> [Set problem]: Retype each line of the material exactly, please, skipping any picture in it.

Collection entries:
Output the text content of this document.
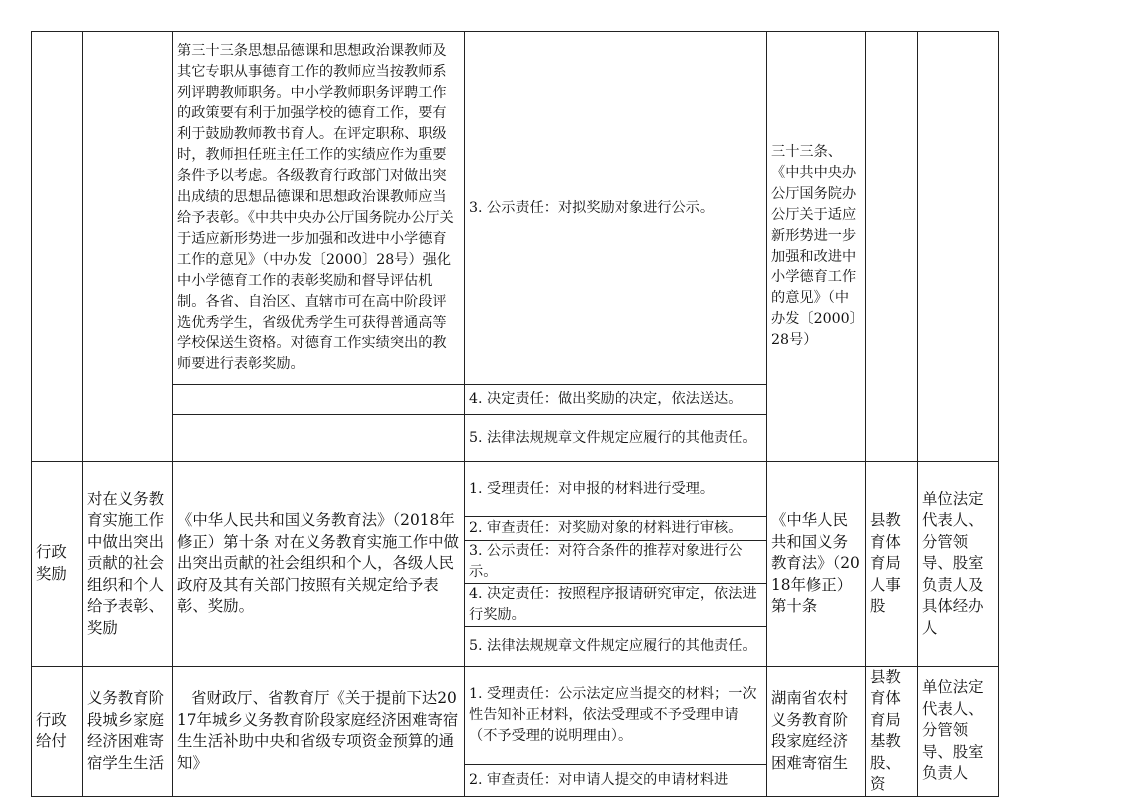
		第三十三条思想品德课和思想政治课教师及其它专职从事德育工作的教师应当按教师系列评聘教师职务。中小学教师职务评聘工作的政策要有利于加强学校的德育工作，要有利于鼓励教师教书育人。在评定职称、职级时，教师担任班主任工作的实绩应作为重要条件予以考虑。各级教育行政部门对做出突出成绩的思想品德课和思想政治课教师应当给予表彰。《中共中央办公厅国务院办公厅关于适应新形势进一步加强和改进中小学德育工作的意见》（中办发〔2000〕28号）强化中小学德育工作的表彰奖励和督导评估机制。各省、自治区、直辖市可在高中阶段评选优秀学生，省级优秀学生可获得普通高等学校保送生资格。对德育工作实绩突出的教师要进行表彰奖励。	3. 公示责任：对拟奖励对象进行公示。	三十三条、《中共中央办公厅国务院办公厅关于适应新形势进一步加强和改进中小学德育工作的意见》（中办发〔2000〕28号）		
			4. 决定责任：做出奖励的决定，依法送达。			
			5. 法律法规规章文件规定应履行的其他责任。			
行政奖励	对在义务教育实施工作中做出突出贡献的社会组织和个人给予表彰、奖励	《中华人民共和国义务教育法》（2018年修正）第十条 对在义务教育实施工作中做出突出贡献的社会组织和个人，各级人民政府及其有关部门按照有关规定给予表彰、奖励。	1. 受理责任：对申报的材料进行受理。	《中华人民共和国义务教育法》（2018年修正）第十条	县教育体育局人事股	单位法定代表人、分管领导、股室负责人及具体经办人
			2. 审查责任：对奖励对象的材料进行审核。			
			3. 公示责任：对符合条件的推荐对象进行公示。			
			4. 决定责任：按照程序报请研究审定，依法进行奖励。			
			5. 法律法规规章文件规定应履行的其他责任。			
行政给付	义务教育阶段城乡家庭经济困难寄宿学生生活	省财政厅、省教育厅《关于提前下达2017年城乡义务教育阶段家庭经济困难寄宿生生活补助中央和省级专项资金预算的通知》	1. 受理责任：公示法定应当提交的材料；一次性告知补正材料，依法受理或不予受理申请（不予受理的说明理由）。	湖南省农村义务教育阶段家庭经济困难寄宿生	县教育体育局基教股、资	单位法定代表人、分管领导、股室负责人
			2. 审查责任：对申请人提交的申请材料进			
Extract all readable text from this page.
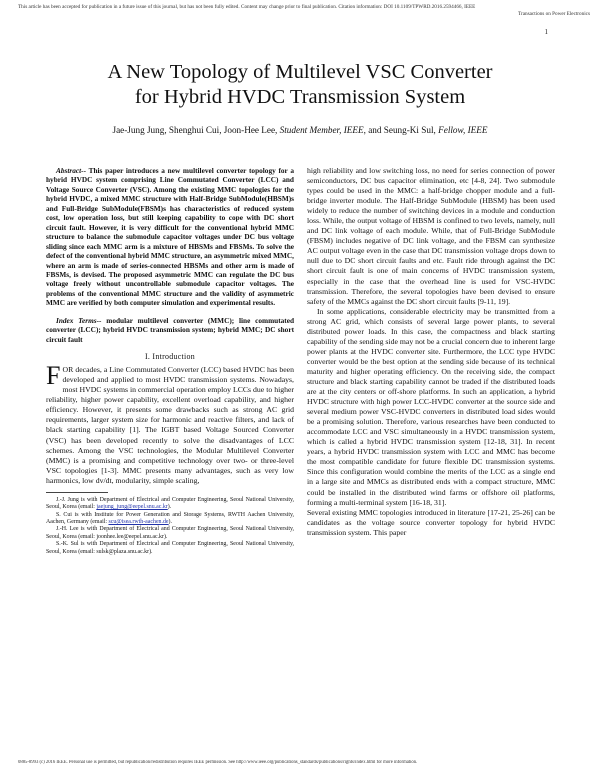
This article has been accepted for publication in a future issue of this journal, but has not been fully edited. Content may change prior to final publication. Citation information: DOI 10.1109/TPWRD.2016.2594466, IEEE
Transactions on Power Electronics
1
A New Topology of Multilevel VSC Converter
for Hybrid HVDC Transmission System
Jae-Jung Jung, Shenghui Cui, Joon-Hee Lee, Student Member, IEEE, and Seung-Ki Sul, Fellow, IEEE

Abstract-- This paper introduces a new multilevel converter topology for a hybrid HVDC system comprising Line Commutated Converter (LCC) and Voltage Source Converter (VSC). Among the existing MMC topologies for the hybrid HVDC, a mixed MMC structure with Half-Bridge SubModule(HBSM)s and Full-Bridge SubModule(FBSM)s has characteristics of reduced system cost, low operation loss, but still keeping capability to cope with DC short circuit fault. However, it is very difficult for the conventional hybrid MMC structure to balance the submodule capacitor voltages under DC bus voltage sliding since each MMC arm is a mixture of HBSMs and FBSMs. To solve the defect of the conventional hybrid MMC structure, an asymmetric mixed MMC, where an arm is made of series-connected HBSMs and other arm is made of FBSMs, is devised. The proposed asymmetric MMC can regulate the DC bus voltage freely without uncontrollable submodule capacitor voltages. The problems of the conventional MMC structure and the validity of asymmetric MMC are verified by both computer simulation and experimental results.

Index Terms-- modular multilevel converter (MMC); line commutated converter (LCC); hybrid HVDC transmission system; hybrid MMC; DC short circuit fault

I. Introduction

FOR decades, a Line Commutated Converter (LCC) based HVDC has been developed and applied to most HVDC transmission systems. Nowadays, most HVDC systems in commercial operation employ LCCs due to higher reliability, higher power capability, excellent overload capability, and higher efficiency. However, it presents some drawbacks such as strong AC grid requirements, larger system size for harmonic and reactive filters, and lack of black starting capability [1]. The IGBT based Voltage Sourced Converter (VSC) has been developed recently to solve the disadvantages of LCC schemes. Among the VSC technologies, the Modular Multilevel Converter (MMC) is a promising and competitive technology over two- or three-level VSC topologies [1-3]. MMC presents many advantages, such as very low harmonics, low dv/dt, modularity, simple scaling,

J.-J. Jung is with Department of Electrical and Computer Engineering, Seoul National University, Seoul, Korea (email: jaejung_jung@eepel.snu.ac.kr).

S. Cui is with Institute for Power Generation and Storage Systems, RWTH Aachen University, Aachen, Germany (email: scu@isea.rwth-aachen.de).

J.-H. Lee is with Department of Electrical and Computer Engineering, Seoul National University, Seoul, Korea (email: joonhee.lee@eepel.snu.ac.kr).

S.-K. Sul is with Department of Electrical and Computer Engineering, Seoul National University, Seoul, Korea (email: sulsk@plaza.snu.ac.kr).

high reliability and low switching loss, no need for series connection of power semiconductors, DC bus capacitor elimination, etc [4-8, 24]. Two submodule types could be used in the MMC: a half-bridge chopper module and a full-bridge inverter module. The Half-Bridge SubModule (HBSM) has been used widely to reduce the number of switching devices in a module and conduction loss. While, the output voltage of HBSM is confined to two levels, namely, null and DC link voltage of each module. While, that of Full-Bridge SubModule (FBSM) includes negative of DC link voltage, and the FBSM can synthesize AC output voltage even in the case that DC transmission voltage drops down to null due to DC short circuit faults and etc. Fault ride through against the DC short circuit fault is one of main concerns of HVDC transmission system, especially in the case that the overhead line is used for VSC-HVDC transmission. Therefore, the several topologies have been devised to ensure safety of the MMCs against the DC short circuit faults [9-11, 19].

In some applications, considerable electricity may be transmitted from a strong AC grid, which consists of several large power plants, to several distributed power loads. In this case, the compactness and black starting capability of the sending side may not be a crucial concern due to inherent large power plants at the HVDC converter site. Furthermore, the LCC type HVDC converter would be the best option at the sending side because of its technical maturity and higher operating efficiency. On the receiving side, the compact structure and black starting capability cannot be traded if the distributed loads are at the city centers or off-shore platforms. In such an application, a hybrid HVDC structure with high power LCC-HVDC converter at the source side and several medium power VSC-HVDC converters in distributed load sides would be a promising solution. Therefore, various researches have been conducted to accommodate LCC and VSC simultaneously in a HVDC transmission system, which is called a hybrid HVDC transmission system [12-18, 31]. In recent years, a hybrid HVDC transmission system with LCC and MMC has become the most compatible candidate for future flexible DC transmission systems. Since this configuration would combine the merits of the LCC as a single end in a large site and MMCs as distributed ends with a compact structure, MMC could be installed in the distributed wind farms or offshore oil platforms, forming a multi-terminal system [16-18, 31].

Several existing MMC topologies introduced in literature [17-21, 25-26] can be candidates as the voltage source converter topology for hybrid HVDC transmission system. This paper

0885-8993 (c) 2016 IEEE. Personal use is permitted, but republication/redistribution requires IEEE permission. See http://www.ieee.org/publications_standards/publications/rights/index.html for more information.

> [Answer to this task]:
Output the text content of this document.
		第三十三条思想品德课和思想政治课教师及其它专职从事德育工作的教师应当按教师系列评聘教师职务。中小学教师职务评聘工作的政策要有利于加强学校的德育工作，要有利于鼓励教师教书育人。在评定职称、职级时，教师担任班主任工作的实绩应作为重要条件予以考虑。各级教育行政部门对做出突出成绩的思想品德课和思想政治课教师应当给予表彰。《中共中央办公厅国务院办公厅关于适应新形势进一步加强和改进中小学德育工作的意见》（中办发〔2000〕28号）强化中小学德育工作的表彰奖励和督导评估机制。各省、自治区、直辖市可在高中阶段评选优秀学生，省级优秀学生可获得普通高等学校保送生资格。对德育工作实绩突出的教师要进行表彰奖励。	3. 公示责任：对拟奖励对象进行公示。	三十三条、《中共中央办公厅国务院办公厅关于适应新形势进一步加强和改进中小学德育工作的意见》（中办发〔2000〕28号）		
			4. 决定责任：做出奖励的决定，依法送达。			
			5. 法律法规规章文件规定应履行的其他责任。			
行政奖励	对在义务教育实施工作中做出突出贡献的社会组织和个人给予表彰、奖励	《中华人民共和国义务教育法》（2018年修正）第十条 对在义务教育实施工作中做出突出贡献的社会组织和个人，各级人民政府及其有关部门按照有关规定给予表彰、奖励。	1. 受理责任：对申报的材料进行受理。	《中华人民共和国义务教育法》（2018年修正）第十条	县教育体育局人事股	单位法定代表人、分管领导、股室负责人及具体经办人
			2. 审查责任：对奖励对象的材料进行审核。			
			3. 公示责任：对符合条件的推荐对象进行公示。			
			4. 决定责任：按照程序报请研究审定，依法进行奖励。			
			5. 法律法规规章文件规定应履行的其他责任。			
行政给付	义务教育阶段城乡家庭经济困难寄宿学生生活	省财政厅、省教育厅《关于提前下达2017年城乡义务教育阶段家庭经济困难寄宿生生活补助中央和省级专项资金预算的通知》	1. 受理责任：公示法定应当提交的材料；一次性告知补正材料，依法受理或不予受理申请（不予受理的说明理由）。	湖南省农村义务教育阶段家庭经济困难寄宿生	县教育体育局基教股、资	单位法定代表人、分管领导、股室负责人
			2. 审查责任：对申请人提交的申请材料进			
Extract all readable text from this page.
This article has been accepted for publication in a future issue of this journal, but has not been fully edited. Content may change prior to final publication. Citation information: DOI 10.1109/TPWRD.2016.2594466, IEEE
Transactions on Power Electronics
1
A New Topology of Multilevel VSC Converter
for Hybrid HVDC Transmission System
Jae-Jung Jung, Shenghui Cui, Joon-Hee Lee, Student Member, IEEE, and Seung-Ki Sul, Fellow, IEEE

Abstract-- This paper introduces a new multilevel converter topology for a hybrid HVDC system comprising Line Commutated Converter (LCC) and Voltage Source Converter (VSC). Among the existing MMC topologies for the hybrid HVDC, a mixed MMC structure with Half-Bridge SubModule(HBSM)s and Full-Bridge SubModule(FBSM)s has characteristics of reduced system cost, low operation loss, but still keeping capability to cope with DC short circuit fault. However, it is very difficult for the conventional hybrid MMC structure to balance the submodule capacitor voltages under DC bus voltage sliding since each MMC arm is a mixture of HBSMs and FBSMs. To solve the defect of the conventional hybrid MMC structure, an asymmetric mixed MMC, where an arm is made of series-connected HBSMs and other arm is made of FBSMs, is devised. The proposed asymmetric MMC can regulate the DC bus voltage freely without uncontrollable submodule capacitor voltages. The problems of the conventional MMC structure and the validity of asymmetric MMC are verified by both computer simulation and experimental results.

Index Terms-- modular multilevel converter (MMC); line commutated converter (LCC); hybrid HVDC transmission system; hybrid MMC; DC short circuit fault

I. Introduction

FOR decades, a Line Commutated Converter (LCC) based HVDC has been developed and applied to most HVDC transmission systems. Nowadays, most HVDC systems in commercial operation employ LCCs due to higher reliability, higher power capability, excellent overload capability, and higher efficiency. However, it presents some drawbacks such as strong AC grid requirements, larger system size for harmonic and reactive filters, and lack of black starting capability [1]. The IGBT based Voltage Sourced Converter (VSC) has been developed recently to solve the disadvantages of LCC schemes. Among the VSC technologies, the Modular Multilevel Converter (MMC) is a promising and competitive technology over two- or three-level VSC topologies [1-3]. MMC presents many advantages, such as very low harmonics, low dv/dt, modularity, simple scaling,

J.-J. Jung is with Department of Electrical and Computer Engineering, Seoul National University, Seoul, Korea (email: jaejung_jung@eepel.snu.ac.kr).

S. Cui is with Institute for Power Generation and Storage Systems, RWTH Aachen University, Aachen, Germany (email: scu@isea.rwth-aachen.de).

J.-H. Lee is with Department of Electrical and Computer Engineering, Seoul National University, Seoul, Korea (email: joonhee.lee@eepel.snu.ac.kr).

S.-K. Sul is with Department of Electrical and Computer Engineering, Seoul National University, Seoul, Korea (email: sulsk@plaza.snu.ac.kr).

high reliability and low switching loss, no need for series connection of power semiconductors, DC bus capacitor elimination, etc [4-8, 24]. Two submodule types could be used in the MMC: a half-bridge chopper module and a full-bridge inverter module. The Half-Bridge SubModule (HBSM) has been used widely to reduce the number of switching devices in a module and conduction loss. While, the output voltage of HBSM is confined to two levels, namely, null and DC link voltage of each module. While, that of Full-Bridge SubModule (FBSM) includes negative of DC link voltage, and the FBSM can synthesize AC output voltage even in the case that DC transmission voltage drops down to null due to DC short circuit faults and etc. Fault ride through against the DC short circuit fault is one of main concerns of HVDC transmission system, especially in the case that the overhead line is used for VSC-HVDC transmission. Therefore, the several topologies have been devised to ensure safety of the MMCs against the DC short circuit faults [9-11, 19].

In some applications, considerable electricity may be transmitted from a strong AC grid, which consists of several large power plants, to several distributed power loads. In this case, the compactness and black starting capability of the sending side may not be a crucial concern due to inherent large power plants at the HVDC converter site. Furthermore, the LCC type HVDC converter would be the best option at the sending side because of its technical maturity and higher operating efficiency. On the receiving side, the compact structure and black starting capability cannot be traded if the distributed loads are at the city centers or off-shore platforms. In such an application, a hybrid HVDC structure with high power LCC-HVDC converter at the source side and several medium power VSC-HVDC converters in distributed load sides would be a promising solution. Therefore, various researches have been conducted to accommodate LCC and VSC simultaneously in a HVDC transmission system, which is called a hybrid HVDC transmission system [12-18, 31]. In recent years, a hybrid HVDC transmission system with LCC and MMC has become the most compatible candidate for future flexible DC transmission systems. Since this configuration would combine the merits of the LCC as a single end in a large site and MMCs as distributed ends with a compact structure, MMC could be installed in the distributed wind farms or offshore oil platforms, forming a multi-terminal system [16-18, 31].

Several existing MMC topologies introduced in literature [17-21, 25-26] can be candidates as the voltage source converter topology for hybrid HVDC transmission system. This paper

0885-8993 (c) 2016 IEEE. Personal use is permitted, but republication/redistribution requires IEEE permission. See http://www.ieee.org/publications_standards/publications/rights/index.html for more information.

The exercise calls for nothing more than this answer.